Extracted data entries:
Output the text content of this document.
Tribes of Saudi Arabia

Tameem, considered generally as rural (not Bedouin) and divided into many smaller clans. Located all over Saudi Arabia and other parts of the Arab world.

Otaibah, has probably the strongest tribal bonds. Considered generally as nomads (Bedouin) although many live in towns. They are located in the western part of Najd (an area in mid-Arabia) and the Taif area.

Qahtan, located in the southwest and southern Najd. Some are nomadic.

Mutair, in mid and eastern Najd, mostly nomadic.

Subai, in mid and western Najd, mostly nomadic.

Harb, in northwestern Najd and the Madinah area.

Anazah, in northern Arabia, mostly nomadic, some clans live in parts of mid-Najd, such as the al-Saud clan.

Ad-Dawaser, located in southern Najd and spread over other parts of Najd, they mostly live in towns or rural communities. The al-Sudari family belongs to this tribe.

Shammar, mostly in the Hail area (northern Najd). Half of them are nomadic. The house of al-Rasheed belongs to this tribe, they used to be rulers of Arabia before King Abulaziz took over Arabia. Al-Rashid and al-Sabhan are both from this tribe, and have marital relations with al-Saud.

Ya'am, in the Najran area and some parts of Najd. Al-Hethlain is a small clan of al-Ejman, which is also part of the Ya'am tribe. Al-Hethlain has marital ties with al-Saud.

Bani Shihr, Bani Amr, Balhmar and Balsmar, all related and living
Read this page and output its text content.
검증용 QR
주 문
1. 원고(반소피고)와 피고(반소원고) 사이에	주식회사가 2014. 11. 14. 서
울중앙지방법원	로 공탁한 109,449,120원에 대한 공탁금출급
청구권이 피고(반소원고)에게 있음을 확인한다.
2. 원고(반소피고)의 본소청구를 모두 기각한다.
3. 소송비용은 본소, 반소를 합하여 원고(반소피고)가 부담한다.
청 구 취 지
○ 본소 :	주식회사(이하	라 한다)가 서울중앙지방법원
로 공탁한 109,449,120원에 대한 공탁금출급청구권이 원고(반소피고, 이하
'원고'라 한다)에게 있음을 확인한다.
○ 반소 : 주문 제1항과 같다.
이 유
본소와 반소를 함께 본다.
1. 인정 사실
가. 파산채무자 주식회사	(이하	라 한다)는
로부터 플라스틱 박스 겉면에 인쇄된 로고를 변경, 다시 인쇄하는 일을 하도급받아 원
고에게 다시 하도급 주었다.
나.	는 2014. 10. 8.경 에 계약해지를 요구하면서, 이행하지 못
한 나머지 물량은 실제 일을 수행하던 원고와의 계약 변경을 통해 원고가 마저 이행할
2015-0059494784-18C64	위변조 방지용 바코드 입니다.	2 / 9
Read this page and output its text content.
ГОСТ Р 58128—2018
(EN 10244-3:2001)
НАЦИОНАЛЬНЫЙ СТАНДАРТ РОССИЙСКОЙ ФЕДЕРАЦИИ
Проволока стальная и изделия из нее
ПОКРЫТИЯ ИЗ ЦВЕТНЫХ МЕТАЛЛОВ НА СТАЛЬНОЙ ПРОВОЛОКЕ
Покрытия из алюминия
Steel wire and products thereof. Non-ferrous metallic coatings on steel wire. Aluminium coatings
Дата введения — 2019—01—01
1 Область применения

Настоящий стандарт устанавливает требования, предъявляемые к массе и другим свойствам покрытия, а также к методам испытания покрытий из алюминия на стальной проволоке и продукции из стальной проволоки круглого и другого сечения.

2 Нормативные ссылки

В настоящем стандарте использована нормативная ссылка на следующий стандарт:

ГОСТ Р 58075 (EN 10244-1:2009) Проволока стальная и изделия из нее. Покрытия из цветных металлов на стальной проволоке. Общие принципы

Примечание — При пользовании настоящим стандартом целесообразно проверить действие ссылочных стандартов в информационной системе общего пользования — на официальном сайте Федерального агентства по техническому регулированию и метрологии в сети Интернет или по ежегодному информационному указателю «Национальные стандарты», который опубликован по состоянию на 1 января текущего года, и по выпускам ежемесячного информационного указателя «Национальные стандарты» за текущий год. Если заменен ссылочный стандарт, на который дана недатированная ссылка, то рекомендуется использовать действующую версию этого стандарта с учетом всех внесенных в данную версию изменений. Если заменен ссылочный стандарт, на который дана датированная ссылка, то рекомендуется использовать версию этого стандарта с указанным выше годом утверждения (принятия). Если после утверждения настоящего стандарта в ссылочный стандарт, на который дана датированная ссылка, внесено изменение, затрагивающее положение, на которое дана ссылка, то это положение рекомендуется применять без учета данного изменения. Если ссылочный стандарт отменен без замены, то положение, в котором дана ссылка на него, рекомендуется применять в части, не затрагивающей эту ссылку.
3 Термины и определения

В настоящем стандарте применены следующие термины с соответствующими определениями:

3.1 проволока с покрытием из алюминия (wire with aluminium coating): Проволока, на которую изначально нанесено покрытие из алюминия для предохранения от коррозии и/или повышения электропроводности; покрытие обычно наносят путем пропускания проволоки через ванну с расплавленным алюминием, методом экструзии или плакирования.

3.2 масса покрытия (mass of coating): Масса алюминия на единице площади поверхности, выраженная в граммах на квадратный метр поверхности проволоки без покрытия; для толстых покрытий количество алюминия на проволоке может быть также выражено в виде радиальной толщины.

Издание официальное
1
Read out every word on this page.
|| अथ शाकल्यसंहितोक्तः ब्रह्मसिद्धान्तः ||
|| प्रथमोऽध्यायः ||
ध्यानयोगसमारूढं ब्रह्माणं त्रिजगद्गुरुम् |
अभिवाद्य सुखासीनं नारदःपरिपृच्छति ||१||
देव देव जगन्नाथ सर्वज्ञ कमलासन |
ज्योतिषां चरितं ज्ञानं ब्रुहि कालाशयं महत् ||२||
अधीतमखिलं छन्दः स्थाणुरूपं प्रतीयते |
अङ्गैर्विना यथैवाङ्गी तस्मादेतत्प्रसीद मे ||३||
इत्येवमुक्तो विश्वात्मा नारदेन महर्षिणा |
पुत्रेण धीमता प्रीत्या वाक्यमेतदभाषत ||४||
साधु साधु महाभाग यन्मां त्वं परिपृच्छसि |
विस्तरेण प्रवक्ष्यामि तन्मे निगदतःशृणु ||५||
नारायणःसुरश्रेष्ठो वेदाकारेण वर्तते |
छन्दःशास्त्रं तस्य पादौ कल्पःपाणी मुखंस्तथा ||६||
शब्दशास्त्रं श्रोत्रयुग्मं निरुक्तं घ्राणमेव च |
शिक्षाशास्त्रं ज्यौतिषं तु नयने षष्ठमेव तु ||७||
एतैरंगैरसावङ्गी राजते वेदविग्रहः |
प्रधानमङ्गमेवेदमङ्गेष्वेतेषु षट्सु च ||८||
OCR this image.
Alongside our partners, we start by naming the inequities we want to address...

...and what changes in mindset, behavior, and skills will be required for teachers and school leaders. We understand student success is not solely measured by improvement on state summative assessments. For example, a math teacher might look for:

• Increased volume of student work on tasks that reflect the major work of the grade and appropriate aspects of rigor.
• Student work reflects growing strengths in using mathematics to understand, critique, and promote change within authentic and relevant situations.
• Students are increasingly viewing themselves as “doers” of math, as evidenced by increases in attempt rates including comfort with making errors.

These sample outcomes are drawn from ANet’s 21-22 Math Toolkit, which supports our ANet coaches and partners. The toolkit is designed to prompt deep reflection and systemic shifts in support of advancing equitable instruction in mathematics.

Your objective: Write out the entries in full, exactly as given.

Reply:
Output the text content of this document.
Tribes of Saudi Arabia

Tameem, considered generally as rural (not Bedouin) and divided into many smaller clans. Located all over Saudi Arabia and other parts of the Arab world.

Otaibah, has probably the strongest tribal bonds. Considered generally as nomads (Bedouin) although many live in towns. They are located in the western part of Najd (an area in mid-Arabia) and the Taif area.

Qahtan, located in the southwest and southern Najd. Some are nomadic.

Mutair, in mid and eastern Najd, mostly nomadic.

Subai, in mid and western Najd, mostly nomadic.

Harb, in northwestern Najd and the Madinah area.

Anazah, in northern Arabia, mostly nomadic, some clans live in parts of mid-Najd, such as the al-Saud clan.

Ad-Dawaser, located in southern Najd and spread over other parts of Najd, they mostly live in towns or rural communities. The al-Sudari family belongs to this tribe.

Shammar, mostly in the Hail area (northern Najd). Half of them are nomadic. The house of al-Rasheed belongs to this tribe, they used to be rulers of Arabia before King Abulaziz took over Arabia. Al-Rashid and al-Sabhan are both from this tribe, and have marital relations with al-Saud.

Ya'am, in the Najran area and some parts of Najd. Al-Hethlain is a small clan of al-Ejman, which is also part of the Ya'am tribe. Al-Hethlain has marital ties with al-Saud.

Bani Shihr, Bani Amr, Balhmar and Balsmar, all related and living
Read this page and output its text content.
검증용 QR
주 문
1. 원고(반소피고)와 피고(반소원고) 사이에	주식회사가 2014. 11. 14. 서
울중앙지방법원	로 공탁한 109,449,120원에 대한 공탁금출급
청구권이 피고(반소원고)에게 있음을 확인한다.
2. 원고(반소피고)의 본소청구를 모두 기각한다.
3. 소송비용은 본소, 반소를 합하여 원고(반소피고)가 부담한다.
청 구 취 지
○ 본소 :	주식회사(이하	라 한다)가 서울중앙지방법원
로 공탁한 109,449,120원에 대한 공탁금출급청구권이 원고(반소피고, 이하
'원고'라 한다)에게 있음을 확인한다.
○ 반소 : 주문 제1항과 같다.
이 유
본소와 반소를 함께 본다.
1. 인정 사실
가. 파산채무자 주식회사	(이하	라 한다)는
로부터 플라스틱 박스 겉면에 인쇄된 로고를 변경, 다시 인쇄하는 일을 하도급받아 원
고에게 다시 하도급 주었다.
나.	는 2014. 10. 8.경 에 계약해지를 요구하면서, 이행하지 못
한 나머지 물량은 실제 일을 수행하던 원고와의 계약 변경을 통해 원고가 마저 이행할
2015-0059494784-18C64	위변조 방지용 바코드 입니다.	2 / 9
Read this page and output its text content.
ГОСТ Р 58128—2018
(EN 10244-3:2001)
НАЦИОНАЛЬНЫЙ СТАНДАРТ РОССИЙСКОЙ ФЕДЕРАЦИИ
Проволока стальная и изделия из нее
ПОКРЫТИЯ ИЗ ЦВЕТНЫХ МЕТАЛЛОВ НА СТАЛЬНОЙ ПРОВОЛОКЕ
Покрытия из алюминия
Steel wire and products thereof. Non-ferrous metallic coatings on steel wire. Aluminium coatings
Дата введения — 2019—01—01
1 Область применения

Настоящий стандарт устанавливает требования, предъявляемые к массе и другим свойствам покрытия, а также к методам испытания покрытий из алюминия на стальной проволоке и продукции из стальной проволоки круглого и другого сечения.

2 Нормативные ссылки

В настоящем стандарте использована нормативная ссылка на следующий стандарт:

ГОСТ Р 58075 (EN 10244-1:2009) Проволока стальная и изделия из нее. Покрытия из цветных металлов на стальной проволоке. Общие принципы

Примечание — При пользовании настоящим стандартом целесообразно проверить действие ссылочных стандартов в информационной системе общего пользования — на официальном сайте Федерального агентства по техническому регулированию и метрологии в сети Интернет или по ежегодному информационному указателю «Национальные стандарты», который опубликован по состоянию на 1 января текущего года, и по выпускам ежемесячного информационного указателя «Национальные стандарты» за текущий год. Если заменен ссылочный стандарт, на который дана недатированная ссылка, то рекомендуется использовать действующую версию этого стандарта с учетом всех внесенных в данную версию изменений. Если заменен ссылочный стандарт, на который дана датированная ссылка, то рекомендуется использовать версию этого стандарта с указанным выше годом утверждения (принятия). Если после утверждения настоящего стандарта в ссылочный стандарт, на который дана датированная ссылка, внесено изменение, затрагивающее положение, на которое дана ссылка, то это положение рекомендуется применять без учета данного изменения. Если ссылочный стандарт отменен без замены, то положение, в котором дана ссылка на него, рекомендуется применять в части, не затрагивающей эту ссылку.
3 Термины и определения

В настоящем стандарте применены следующие термины с соответствующими определениями:

3.1 проволока с покрытием из алюминия (wire with aluminium coating): Проволока, на которую изначально нанесено покрытие из алюминия для предохранения от коррозии и/или повышения электропроводности; покрытие обычно наносят путем пропускания проволоки через ванну с расплавленным алюминием, методом экструзии или плакирования.

3.2 масса покрытия (mass of coating): Масса алюминия на единице площади поверхности, выраженная в граммах на квадратный метр поверхности проволоки без покрытия; для толстых покрытий количество алюминия на проволоке может быть также выражено в виде радиальной толщины.

Издание официальное
1
Read out every word on this page.
|| अथ शाकल्यसंहितोक्तः ब्रह्मसिद्धान्तः ||
|| प्रथमोऽध्यायः ||
ध्यानयोगसमारूढं ब्रह्माणं त्रिजगद्गुरुम् |
अभिवाद्य सुखासीनं नारदःपरिपृच्छति ||१||
देव देव जगन्नाथ सर्वज्ञ कमलासन |
ज्योतिषां चरितं ज्ञानं ब्रुहि कालाशयं महत् ||२||
अधीतमखिलं छन्दः स्थाणुरूपं प्रतीयते |
अङ्गैर्विना यथैवाङ्गी तस्मादेतत्प्रसीद मे ||३||
इत्येवमुक्तो विश्वात्मा नारदेन महर्षिणा |
पुत्रेण धीमता प्रीत्या वाक्यमेतदभाषत ||४||
साधु साधु महाभाग यन्मां त्वं परिपृच्छसि |
विस्तरेण प्रवक्ष्यामि तन्मे निगदतःशृणु ||५||
नारायणःसुरश्रेष्ठो वेदाकारेण वर्तते |
छन्दःशास्त्रं तस्य पादौ कल्पःपाणी मुखंस्तथा ||६||
शब्दशास्त्रं श्रोत्रयुग्मं निरुक्तं घ्राणमेव च |
शिक्षाशास्त्रं ज्यौतिषं तु नयने षष्ठमेव तु ||७||
एतैरंगैरसावङ्गी राजते वेदविग्रहः |
प्रधानमङ्गमेवेदमङ्गेष्वेतेषु षट्सु च ||८||
OCR this image.
Alongside our partners, we start by naming the inequities we want to address...

...and what changes in mindset, behavior, and skills will be required for teachers and school leaders. We understand student success is not solely measured by improvement on state summative assessments. For example, a math teacher might look for:

• Increased volume of student work on tasks that reflect the major work of the grade and appropriate aspects of rigor.
• Student work reflects growing strengths in using mathematics to understand, critique, and promote change within authentic and relevant situations.
• Students are increasingly viewing themselves as “doers” of math, as evidenced by increases in attempt rates including comfort with making errors.

These sample outcomes are drawn from ANet’s 21-22 Math Toolkit, which supports our ANet coaches and partners. The toolkit is designed to prompt deep reflection and systemic shifts in support of advancing equitable instruction in mathematics.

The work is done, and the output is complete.